**OPGAVE:** Geef de regels van de lijst hieronder ongewijzigd terug, van de eerste regel tot en met de regel met "svg-text:800: 800 xyxy=(301,425,319,437)".

**Records uit een gegevensbron:**
= = = = =
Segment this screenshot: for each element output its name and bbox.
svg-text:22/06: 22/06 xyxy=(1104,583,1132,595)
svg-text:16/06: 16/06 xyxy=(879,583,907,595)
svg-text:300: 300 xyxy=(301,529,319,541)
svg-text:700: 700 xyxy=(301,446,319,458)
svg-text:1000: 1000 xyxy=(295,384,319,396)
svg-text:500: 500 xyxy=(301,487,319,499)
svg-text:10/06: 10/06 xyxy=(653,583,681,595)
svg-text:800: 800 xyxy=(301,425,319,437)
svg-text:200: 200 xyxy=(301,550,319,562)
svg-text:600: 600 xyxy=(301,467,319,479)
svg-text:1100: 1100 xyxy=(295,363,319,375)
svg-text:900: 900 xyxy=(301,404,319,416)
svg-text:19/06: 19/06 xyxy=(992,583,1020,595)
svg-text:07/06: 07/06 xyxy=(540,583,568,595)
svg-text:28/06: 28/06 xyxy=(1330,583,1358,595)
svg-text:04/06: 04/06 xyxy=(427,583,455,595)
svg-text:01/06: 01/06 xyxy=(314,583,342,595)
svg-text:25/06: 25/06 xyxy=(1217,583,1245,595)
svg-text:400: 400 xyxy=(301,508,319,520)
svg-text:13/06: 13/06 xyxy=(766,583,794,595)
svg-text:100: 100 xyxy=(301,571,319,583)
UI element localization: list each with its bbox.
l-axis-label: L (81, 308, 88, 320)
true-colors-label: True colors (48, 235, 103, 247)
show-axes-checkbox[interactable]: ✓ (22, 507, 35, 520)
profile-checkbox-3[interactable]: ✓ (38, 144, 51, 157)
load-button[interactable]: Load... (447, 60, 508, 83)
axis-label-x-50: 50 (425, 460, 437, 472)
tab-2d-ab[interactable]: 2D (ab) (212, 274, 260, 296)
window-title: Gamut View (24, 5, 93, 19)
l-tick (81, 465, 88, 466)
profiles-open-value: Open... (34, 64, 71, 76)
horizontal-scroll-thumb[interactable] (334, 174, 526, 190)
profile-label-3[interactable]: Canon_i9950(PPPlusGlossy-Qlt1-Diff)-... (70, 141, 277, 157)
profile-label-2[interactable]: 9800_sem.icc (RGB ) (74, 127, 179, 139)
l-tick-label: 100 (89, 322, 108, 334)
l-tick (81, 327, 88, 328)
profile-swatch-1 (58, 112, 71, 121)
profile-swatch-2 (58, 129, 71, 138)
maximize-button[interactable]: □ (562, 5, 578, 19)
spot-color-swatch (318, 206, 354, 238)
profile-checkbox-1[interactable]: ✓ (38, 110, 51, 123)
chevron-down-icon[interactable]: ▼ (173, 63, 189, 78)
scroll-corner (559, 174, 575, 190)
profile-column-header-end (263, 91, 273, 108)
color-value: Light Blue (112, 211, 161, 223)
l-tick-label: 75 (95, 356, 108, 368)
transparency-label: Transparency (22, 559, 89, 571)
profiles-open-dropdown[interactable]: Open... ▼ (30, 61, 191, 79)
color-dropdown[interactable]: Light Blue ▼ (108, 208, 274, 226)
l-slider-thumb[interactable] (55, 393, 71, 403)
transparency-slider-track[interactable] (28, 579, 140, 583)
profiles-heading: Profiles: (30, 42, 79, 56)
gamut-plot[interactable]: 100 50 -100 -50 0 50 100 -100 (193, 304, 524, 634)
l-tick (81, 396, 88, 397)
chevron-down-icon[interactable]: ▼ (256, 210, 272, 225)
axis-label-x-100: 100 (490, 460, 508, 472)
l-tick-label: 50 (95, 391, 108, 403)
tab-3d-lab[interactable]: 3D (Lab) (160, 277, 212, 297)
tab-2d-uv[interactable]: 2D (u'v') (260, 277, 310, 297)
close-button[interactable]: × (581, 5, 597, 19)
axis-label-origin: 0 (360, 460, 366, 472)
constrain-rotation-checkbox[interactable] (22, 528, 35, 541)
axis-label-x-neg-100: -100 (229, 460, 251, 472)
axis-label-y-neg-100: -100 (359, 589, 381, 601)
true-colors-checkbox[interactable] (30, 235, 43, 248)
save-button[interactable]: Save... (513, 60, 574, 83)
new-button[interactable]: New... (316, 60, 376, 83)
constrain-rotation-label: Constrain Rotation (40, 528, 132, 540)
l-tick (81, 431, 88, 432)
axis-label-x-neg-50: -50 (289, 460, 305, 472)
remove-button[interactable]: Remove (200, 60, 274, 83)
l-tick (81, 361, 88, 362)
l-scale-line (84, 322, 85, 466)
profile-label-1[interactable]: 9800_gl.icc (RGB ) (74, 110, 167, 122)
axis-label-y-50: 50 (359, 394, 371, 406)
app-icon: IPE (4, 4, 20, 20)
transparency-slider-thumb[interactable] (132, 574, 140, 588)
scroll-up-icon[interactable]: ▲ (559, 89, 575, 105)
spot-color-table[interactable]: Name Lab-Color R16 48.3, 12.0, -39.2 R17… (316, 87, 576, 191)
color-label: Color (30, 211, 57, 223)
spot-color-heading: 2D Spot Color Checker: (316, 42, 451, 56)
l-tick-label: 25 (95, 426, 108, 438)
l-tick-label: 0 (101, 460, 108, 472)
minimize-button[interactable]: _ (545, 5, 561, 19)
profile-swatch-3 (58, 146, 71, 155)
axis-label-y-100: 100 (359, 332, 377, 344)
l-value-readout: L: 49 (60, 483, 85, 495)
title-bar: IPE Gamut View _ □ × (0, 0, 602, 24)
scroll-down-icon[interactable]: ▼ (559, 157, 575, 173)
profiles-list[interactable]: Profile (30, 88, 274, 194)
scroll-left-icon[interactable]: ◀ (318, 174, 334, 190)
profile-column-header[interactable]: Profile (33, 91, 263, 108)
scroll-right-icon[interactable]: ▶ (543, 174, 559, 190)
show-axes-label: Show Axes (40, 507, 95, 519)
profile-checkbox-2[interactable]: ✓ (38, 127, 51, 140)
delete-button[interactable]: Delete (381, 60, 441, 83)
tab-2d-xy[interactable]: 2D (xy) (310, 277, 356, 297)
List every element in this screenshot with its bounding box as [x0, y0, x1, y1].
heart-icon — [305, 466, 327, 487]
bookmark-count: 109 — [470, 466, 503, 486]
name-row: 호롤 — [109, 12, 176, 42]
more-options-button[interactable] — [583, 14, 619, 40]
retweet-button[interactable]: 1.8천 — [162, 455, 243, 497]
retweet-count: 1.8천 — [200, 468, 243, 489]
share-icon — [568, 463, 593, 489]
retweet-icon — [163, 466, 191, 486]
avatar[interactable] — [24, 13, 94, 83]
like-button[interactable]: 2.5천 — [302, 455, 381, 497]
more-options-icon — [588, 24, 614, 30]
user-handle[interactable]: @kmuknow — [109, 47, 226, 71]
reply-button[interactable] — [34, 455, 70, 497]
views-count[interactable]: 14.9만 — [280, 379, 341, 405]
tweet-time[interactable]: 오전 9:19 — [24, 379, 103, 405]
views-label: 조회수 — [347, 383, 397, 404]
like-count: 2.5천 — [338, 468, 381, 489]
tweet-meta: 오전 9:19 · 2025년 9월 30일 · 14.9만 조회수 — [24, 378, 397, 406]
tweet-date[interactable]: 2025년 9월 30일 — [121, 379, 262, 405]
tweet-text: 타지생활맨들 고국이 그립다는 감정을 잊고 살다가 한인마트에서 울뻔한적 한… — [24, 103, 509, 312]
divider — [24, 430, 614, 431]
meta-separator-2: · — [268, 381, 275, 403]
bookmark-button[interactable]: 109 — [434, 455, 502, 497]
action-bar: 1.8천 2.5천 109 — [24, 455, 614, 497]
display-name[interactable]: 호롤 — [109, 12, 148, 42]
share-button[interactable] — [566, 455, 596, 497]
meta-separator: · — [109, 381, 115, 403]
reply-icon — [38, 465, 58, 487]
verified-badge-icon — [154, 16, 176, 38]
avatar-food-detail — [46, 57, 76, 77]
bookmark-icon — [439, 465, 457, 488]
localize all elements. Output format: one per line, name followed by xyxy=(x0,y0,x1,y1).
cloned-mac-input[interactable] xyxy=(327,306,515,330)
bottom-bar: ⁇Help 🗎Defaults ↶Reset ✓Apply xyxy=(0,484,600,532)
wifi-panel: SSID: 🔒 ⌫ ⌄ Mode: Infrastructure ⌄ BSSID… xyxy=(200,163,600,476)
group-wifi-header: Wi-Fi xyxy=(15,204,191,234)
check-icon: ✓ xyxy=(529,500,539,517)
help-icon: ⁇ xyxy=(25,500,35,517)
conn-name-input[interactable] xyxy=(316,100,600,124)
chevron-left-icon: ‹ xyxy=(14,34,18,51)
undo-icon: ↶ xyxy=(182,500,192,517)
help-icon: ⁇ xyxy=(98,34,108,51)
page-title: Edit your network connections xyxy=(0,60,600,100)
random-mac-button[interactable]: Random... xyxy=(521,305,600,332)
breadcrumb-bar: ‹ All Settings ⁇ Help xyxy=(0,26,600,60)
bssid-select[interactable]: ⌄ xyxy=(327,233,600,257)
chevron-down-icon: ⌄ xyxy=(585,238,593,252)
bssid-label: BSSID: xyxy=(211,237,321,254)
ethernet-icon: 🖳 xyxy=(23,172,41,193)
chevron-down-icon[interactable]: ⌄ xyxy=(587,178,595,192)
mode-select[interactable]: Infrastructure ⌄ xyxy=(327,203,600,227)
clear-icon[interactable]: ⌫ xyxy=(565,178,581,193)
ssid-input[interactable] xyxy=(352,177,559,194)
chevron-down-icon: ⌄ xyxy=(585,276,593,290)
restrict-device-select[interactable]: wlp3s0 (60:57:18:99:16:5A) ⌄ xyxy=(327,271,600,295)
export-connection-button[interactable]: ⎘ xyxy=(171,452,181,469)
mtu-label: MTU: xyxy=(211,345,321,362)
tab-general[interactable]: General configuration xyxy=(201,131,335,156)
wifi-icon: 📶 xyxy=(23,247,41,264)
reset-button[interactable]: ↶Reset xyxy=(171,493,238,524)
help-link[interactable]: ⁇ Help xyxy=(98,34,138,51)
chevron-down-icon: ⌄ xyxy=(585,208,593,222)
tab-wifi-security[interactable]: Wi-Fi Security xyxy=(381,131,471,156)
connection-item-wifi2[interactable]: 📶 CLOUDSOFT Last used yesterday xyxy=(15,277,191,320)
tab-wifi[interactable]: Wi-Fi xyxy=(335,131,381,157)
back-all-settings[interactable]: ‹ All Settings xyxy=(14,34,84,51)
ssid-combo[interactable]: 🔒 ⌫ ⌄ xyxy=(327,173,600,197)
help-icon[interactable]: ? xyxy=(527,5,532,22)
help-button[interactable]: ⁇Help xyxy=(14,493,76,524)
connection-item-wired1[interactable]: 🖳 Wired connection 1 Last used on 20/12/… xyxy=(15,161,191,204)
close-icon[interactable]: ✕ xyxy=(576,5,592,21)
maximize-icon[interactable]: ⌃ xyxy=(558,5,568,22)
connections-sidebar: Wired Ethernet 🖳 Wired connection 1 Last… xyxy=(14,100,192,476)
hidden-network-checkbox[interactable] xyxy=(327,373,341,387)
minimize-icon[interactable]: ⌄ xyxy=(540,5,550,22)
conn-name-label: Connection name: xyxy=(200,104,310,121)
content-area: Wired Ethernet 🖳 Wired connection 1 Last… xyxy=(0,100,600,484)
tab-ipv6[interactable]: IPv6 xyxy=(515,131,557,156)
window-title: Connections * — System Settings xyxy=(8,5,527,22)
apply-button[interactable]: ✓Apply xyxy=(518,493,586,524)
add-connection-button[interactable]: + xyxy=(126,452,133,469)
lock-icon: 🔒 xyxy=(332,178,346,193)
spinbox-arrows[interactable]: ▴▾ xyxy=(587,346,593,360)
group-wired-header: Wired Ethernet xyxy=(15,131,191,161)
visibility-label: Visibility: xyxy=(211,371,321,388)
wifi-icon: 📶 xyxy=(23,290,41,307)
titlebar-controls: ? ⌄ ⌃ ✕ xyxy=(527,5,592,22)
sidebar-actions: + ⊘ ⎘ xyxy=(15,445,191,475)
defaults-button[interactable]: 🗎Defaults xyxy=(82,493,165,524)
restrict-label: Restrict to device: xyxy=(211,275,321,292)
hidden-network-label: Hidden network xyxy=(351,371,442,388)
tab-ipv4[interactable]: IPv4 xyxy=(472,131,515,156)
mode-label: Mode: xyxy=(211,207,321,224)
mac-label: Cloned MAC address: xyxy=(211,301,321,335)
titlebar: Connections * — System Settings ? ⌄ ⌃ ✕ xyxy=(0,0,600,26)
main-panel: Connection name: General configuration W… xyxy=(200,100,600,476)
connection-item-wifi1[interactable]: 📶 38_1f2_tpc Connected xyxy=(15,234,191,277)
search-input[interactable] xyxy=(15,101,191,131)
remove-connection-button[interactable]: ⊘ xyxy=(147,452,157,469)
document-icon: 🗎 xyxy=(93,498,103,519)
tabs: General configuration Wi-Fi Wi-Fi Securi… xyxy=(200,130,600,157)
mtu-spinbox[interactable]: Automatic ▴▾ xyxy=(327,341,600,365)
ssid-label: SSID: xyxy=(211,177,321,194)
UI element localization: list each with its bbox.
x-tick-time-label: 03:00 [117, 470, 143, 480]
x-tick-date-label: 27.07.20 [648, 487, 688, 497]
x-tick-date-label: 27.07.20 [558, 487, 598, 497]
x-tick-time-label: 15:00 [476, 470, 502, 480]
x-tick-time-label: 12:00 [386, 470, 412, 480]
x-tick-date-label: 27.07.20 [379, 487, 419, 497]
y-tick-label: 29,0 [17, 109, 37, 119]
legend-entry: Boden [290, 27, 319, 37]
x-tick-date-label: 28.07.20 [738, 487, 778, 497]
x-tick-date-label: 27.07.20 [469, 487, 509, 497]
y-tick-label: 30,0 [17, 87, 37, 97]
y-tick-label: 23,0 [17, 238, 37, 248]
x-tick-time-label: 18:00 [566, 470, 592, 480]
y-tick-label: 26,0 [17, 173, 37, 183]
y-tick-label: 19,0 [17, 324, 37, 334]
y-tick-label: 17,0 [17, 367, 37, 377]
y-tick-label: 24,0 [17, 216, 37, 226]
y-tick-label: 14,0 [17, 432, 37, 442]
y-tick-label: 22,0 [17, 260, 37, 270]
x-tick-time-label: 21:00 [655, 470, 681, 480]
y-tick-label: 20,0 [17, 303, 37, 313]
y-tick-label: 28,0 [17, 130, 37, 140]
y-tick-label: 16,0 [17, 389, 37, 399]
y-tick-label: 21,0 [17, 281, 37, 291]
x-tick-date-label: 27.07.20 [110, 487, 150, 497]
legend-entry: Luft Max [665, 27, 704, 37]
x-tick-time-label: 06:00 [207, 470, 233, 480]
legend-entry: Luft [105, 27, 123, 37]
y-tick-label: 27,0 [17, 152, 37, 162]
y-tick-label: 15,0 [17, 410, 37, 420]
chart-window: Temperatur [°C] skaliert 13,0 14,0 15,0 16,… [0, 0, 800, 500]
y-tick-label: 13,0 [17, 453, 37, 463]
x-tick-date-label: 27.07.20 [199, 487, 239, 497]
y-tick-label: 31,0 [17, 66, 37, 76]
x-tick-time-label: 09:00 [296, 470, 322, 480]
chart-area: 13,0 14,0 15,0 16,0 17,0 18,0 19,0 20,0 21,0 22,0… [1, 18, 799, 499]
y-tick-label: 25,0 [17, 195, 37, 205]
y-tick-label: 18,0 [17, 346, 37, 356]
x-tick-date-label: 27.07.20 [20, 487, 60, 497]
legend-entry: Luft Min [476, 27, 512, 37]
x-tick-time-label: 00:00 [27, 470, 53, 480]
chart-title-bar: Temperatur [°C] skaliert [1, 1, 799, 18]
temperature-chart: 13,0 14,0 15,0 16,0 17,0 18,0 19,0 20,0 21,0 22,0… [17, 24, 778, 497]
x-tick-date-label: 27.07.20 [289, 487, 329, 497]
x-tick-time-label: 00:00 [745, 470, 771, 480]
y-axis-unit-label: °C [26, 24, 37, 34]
= = = = =
**JUIST ANTWOORD:**
Segment this screenshot: for each element output its name and bbox.
svg-text:22/06: 22/06 xyxy=(1104,583,1132,595)
svg-text:16/06: 16/06 xyxy=(879,583,907,595)
svg-text:300: 300 xyxy=(301,529,319,541)
svg-text:700: 700 xyxy=(301,446,319,458)
svg-text:1000: 1000 xyxy=(295,384,319,396)
svg-text:500: 500 xyxy=(301,487,319,499)
svg-text:10/06: 10/06 xyxy=(653,583,681,595)
svg-text:800: 800 xyxy=(301,425,319,437)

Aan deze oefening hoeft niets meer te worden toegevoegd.